- Exercise: Select from the records below every line that has the word "entries" in it.

- Source data:
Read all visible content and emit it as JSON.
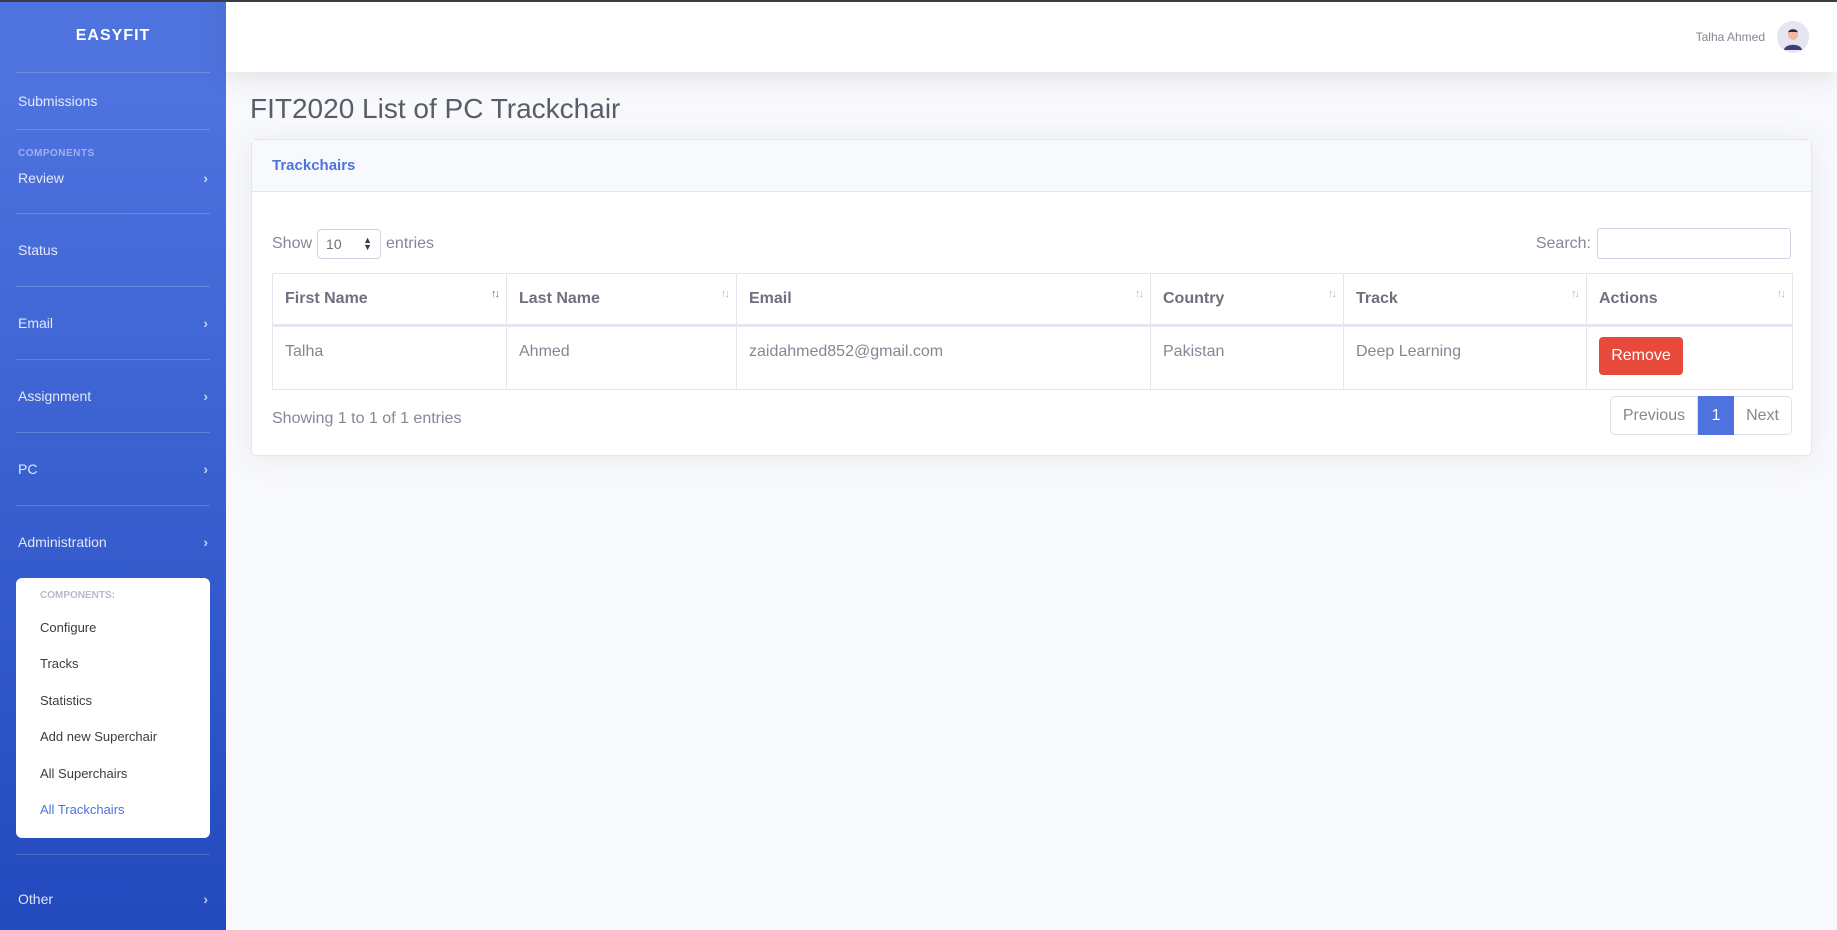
{
  "brand": "EASYFIT",
  "sidebar": {
    "submissions": "Submissions",
    "components_heading": "COMPONENTS",
    "items": [
      {
        "label": "Review"
      },
      {
        "label": "Status"
      },
      {
        "label": "Email"
      },
      {
        "label": "Assignment"
      },
      {
        "label": "PC"
      },
      {
        "label": "Administration"
      }
    ],
    "admin_submenu": {
      "heading": "COMPONENTS:",
      "items": [
        {
          "label": "Configure"
        },
        {
          "label": "Tracks"
        },
        {
          "label": "Statistics"
        },
        {
          "label": "Add new Superchair"
        },
        {
          "label": "All Superchairs"
        },
        {
          "label": "All Trackchairs"
        }
      ]
    },
    "other": "Other"
  },
  "topbar": {
    "user_name": "Talha Ahmed"
  },
  "page": {
    "title": "FIT2020 List of PC Trackchair"
  },
  "card": {
    "header": "Trackchairs",
    "show_label": "Show",
    "entries_label": "entries",
    "page_length": "10",
    "search_label": "Search:",
    "search_value": "",
    "columns": [
      "First Name",
      "Last Name",
      "Email",
      "Country",
      "Track",
      "Actions"
    ],
    "rows": [
      {
        "first": "Talha",
        "last": "Ahmed",
        "email": "zaidahmed852@gmail.com",
        "country": "Pakistan",
        "track": "Deep Learning",
        "action": "Remove"
      }
    ],
    "info": "Showing 1 to 1 of 1 entries",
    "pagination": {
      "prev": "Previous",
      "current": "1",
      "next": "Next"
    }
  },
  "colors": {
    "primary": "#4e73df",
    "danger": "#e74a3b"
  }
}
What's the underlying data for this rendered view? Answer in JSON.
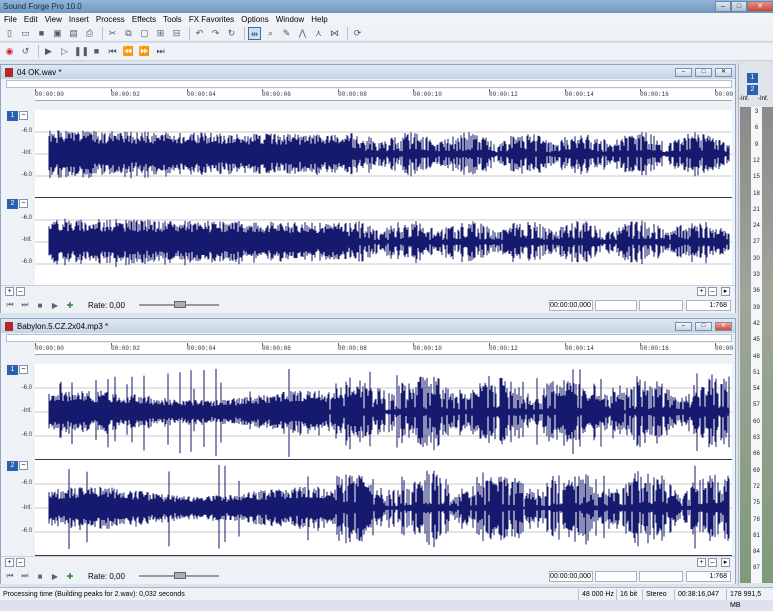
{
  "app": {
    "title": "Sound Forge Pro 10.0",
    "win_min": "–",
    "win_max": "□",
    "win_close": "✕"
  },
  "menu": [
    "File",
    "Edit",
    "View",
    "Insert",
    "Process",
    "Effects",
    "Tools",
    "FX Favorites",
    "Options",
    "Window",
    "Help"
  ],
  "docs": [
    {
      "name": "04 OK.wav *",
      "ruler": [
        "00:00:00",
        "00:00:02",
        "00:00:04",
        "00:00:06",
        "00:00:08",
        "00:00:10",
        "00:00:12",
        "00:00:14",
        "00:00:16",
        "00:00"
      ],
      "channels": [
        {
          "num": "1",
          "db": [
            "-6.0",
            "-Inf.",
            "-6.0"
          ]
        },
        {
          "num": "2",
          "db": [
            "-6.0",
            "-Inf.",
            "-6.0"
          ]
        }
      ],
      "rate_label": "Rate: 0,00",
      "position": "00:00:00,000",
      "zoom": "1:768"
    },
    {
      "name": "Babylon.5.CZ.2x04.mp3 *",
      "ruler": [
        "00:00:00",
        "00:00:02",
        "00:00:04",
        "00:00:06",
        "00:00:08",
        "00:00:10",
        "00:00:12",
        "00:00:14",
        "00:00:16",
        "00:00"
      ],
      "channels": [
        {
          "num": "1",
          "db": [
            "-6.0",
            "-Inf.",
            "-6.0"
          ]
        },
        {
          "num": "2",
          "db": [
            "-6.0",
            "-Inf.",
            "-6.0"
          ]
        }
      ],
      "rate_label": "Rate: 0,00",
      "position": "00:00:00,000",
      "zoom": "1:768"
    }
  ],
  "meter": {
    "ch1": "1",
    "ch2": "2",
    "left_top": "-Inf.",
    "right_top": "-Inf.",
    "scale": [
      "3",
      "6",
      "9",
      "12",
      "15",
      "18",
      "21",
      "24",
      "27",
      "30",
      "33",
      "36",
      "39",
      "42",
      "45",
      "48",
      "51",
      "54",
      "57",
      "60",
      "63",
      "66",
      "69",
      "72",
      "75",
      "78",
      "81",
      "84",
      "87"
    ]
  },
  "status": {
    "message": "Processing time (Building peaks for 2.wav): 0,032 seconds",
    "sample_rate": "48 000 Hz",
    "bit_depth": "16 bit",
    "channels": "Stereo",
    "length": "00:38:16,047",
    "free_space": "178 991,5 MB"
  },
  "colors": {
    "waveform": "#151a6e",
    "accent": "#2c5fb2"
  }
}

- Problem solution:
    "entries_label": "entries",
    "info": "Showing 1 to 1 of 1 entries",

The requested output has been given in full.